SELECTED EXCERPT
▼

Wednesday, November 21, 2007


Have you ever heard the name before? Squanto? He was an important dude. I am thankful for Squanto. His real name was Tisquantum and he was a Patuxet Native American Indian. There are many variations of the story of Squanto's life. Some articles claim that as a young teenager Squanto was kidnapped by Englishmen who tried to sell him into slavery. Other information indicates that he simply made friends with some of the white settlers that moved into New Plymouth near his native village and voluntarily followed them to England to spend several years working for his new friends.

Either way, we do know that as a young man he left his tribe, left America and spent years in Europe working for the Englishmen before he finally gained passage back to the "New World" with Captain John Smith (of Pocahontas fame). As he was making his way back to his village, he was kidnapped and sold into slavery in Spain. Luckily, he fell into the hands of a group of friars at a Catholic Monestary. They taught him their religion and he became a Christian. The friars were able to get Squanto passage to England where he spent several years working as a servant.

▲

DATA PROVIDED

▼

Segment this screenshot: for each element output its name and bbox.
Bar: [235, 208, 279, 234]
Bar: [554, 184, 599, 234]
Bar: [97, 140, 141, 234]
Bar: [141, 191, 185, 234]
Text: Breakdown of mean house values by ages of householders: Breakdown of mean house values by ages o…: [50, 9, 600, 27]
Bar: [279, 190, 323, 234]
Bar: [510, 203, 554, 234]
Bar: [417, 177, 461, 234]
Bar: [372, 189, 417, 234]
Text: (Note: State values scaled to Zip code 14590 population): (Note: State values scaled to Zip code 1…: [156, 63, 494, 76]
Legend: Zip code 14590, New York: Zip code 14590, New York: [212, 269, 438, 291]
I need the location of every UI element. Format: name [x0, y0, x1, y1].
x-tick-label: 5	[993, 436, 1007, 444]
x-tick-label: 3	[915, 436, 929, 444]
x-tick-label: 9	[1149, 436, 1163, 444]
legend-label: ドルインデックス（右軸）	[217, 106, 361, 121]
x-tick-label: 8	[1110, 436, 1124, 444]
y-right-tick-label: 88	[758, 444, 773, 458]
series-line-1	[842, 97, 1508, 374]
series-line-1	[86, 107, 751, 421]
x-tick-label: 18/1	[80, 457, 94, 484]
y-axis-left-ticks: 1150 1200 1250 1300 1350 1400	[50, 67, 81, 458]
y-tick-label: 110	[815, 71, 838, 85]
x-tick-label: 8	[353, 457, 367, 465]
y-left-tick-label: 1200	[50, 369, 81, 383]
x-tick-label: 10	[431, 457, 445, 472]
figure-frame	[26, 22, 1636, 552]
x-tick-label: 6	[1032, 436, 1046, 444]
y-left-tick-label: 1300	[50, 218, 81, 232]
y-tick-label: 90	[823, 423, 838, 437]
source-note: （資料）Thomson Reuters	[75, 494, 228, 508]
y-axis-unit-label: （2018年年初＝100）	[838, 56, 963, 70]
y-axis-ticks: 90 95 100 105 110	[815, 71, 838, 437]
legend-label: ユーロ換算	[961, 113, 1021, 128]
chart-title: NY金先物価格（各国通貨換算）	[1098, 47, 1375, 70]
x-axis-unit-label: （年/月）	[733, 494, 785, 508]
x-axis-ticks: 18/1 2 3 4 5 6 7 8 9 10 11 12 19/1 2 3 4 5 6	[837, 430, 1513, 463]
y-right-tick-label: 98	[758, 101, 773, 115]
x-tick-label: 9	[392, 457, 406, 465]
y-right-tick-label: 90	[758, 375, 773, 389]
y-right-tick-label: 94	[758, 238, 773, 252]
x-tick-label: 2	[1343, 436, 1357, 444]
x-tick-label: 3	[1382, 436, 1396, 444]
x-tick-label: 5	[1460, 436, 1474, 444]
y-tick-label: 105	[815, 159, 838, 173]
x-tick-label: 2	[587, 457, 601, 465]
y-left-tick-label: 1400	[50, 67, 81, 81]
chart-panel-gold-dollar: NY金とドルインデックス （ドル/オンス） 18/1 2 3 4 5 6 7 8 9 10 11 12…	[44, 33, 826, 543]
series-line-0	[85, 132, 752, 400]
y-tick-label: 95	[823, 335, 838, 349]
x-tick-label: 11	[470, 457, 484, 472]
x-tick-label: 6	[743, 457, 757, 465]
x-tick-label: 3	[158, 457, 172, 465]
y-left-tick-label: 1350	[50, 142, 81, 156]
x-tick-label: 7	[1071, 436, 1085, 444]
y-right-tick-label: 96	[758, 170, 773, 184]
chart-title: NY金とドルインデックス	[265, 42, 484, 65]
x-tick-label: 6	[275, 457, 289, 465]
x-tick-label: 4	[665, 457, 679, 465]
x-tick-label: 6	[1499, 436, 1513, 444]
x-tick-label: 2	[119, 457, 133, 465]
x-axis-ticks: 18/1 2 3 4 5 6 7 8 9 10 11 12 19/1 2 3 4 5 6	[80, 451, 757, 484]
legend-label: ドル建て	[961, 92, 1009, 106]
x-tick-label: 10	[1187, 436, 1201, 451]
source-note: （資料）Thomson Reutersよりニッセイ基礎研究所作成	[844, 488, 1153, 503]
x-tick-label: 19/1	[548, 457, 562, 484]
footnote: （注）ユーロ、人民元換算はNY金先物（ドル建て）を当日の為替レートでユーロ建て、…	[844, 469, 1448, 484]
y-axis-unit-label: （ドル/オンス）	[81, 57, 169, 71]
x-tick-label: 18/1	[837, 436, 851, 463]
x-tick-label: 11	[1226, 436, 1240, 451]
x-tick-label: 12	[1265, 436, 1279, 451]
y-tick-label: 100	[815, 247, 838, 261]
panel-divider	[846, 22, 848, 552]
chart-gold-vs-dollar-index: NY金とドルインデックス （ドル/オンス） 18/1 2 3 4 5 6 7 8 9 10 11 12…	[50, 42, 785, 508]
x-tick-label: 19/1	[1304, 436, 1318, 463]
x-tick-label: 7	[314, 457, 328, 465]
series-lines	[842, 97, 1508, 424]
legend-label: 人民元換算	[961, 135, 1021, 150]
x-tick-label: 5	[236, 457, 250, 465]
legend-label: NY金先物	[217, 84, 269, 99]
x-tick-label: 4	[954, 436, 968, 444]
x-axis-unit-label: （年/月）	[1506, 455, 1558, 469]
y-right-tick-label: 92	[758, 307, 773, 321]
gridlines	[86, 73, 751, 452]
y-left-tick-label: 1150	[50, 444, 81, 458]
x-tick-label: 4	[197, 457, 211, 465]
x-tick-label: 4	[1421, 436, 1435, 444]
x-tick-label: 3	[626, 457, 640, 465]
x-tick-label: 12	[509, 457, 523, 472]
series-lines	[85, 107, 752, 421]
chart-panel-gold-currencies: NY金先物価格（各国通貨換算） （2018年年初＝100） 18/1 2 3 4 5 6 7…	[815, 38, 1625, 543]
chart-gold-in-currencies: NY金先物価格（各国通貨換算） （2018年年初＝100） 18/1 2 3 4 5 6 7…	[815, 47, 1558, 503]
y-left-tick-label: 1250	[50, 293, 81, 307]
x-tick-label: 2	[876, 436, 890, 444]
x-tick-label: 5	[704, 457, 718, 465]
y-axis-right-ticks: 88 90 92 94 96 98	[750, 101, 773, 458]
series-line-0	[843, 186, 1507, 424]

▲

WHAT TO DO
**1)** Using the post about Squanto, say whether each statement agrees with it, answering yes or no and quoting the words of the post that decide it. (a) Squanto's real name was Tisquantum. (b) Squanto was sold into slavery in France. (c) The friars got Squanto passage to England.
**2)** Print the stretch of the post about Squanto from "Wednesday, November 21, 2007" through "his new friends.".
**3)** Carry on the post about Squanto from the point where it stops.

RESPONSES TO THE EXERCISE
**1)**
(a) Yes: "His real name was Tisquantum"
(b) No: "he was kidnapped and sold into slavery in Spain"
(c) Yes: "The friars were able to get Squanto passage to England"

**2)**
Wednesday, November 21, 2007


Have you ever heard the name before? Squanto? He was an important dude. I am thankful for Squanto. His real name was Tisquantum and he was a Patuxet Native American Indian. There are many variations of the story of Squanto's life. Some articles claim that as a young teenager Squanto was kidnapped by Englishmen who tried to sell him into slavery. Other information indicates that he simply made friends with some of the white settlers that moved into New Plymouth near his native village and voluntarily followed them to England to spend several years working for his new friends.

**3)**
Squanto was gone an approximate total of 10 years from his family and tribe before he finally arrived in North America again. Sadly, when he returned to his village he discovered that all of his people had died of a disease (accidentally brought to them by the English settlers) the previous year. He then befriended the settlers who lived near his old village. These settlers were the Pilgrims and they soon realized that Squanto was an invaluable friend. He helped them survive the winter by showing them how to build warm houses. He also taught them how and when to plant corn and showed the women how to cook the corn so that there was enough food for everyone. Most importantly, he acted as interpreter between the Pilgrims and their Indian neighbors. He advised them on how best to maintain a peaceful relationship with the Indians and made the first Thanksgiving possible.

After all the "white-man" had done to him and his people, he cared about human life enough to help the Pilgrims. Thank you, Squanto, for caring.